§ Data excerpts
....
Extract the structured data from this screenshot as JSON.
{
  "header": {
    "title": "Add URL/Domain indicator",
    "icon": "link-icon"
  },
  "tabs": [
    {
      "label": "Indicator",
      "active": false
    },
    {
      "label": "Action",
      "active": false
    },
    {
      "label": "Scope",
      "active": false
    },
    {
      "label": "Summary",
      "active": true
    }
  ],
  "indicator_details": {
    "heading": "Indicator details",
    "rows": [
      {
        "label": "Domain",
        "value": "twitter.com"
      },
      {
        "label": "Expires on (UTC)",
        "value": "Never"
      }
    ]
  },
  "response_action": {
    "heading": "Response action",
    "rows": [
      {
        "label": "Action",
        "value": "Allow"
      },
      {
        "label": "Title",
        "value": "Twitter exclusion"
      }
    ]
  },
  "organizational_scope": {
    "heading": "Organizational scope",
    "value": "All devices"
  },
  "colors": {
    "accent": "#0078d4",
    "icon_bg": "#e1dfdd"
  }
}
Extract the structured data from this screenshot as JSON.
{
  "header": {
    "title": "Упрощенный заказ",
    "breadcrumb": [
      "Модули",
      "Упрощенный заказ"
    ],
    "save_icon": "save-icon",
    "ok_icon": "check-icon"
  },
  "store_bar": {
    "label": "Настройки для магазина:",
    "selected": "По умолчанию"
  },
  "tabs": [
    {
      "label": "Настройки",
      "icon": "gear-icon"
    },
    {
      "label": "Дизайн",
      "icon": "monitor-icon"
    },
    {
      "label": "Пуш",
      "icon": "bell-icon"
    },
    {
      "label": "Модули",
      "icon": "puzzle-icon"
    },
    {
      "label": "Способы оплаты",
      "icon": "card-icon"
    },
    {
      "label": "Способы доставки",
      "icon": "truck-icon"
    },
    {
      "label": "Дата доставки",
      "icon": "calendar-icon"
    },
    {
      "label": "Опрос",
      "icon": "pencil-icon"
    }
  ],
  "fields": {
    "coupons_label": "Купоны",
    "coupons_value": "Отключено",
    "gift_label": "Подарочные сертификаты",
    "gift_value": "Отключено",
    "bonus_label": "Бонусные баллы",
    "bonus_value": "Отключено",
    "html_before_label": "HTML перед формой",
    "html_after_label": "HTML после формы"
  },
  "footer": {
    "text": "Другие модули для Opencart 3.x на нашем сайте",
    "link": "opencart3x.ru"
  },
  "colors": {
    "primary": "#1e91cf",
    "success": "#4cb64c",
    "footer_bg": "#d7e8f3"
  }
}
....
§ STATED PROBLEM
Read the data above and count the lines that include "Отключено". Answer only with the count.

§ EXERCISE OUTPUT
3